<<<<

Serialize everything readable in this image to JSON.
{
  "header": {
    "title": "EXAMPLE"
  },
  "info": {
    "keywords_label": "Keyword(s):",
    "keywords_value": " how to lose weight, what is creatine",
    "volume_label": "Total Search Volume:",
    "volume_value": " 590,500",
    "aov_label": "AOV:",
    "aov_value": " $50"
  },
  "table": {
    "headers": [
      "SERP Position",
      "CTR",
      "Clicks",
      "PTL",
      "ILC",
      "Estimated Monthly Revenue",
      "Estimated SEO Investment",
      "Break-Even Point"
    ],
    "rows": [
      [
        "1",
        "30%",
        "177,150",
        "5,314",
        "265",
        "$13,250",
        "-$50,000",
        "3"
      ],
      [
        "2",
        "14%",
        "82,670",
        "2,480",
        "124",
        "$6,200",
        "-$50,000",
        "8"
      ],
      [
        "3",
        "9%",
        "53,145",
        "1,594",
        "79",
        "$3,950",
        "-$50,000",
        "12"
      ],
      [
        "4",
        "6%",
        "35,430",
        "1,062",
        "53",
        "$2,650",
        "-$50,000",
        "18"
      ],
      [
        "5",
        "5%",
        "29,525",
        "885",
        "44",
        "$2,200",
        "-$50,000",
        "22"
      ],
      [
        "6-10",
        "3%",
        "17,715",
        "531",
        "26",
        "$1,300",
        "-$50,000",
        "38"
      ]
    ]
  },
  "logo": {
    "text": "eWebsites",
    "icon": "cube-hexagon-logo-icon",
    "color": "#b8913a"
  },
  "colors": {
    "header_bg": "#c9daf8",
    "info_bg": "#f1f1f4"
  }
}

>>>>

> **THE PROBLEM**
Pull out every line of the records above that contains the word "Estimated".

> **ANSWER TO THE PROBLEM**
      "Estimated Monthly Revenue",
      "Estimated SEO Investment",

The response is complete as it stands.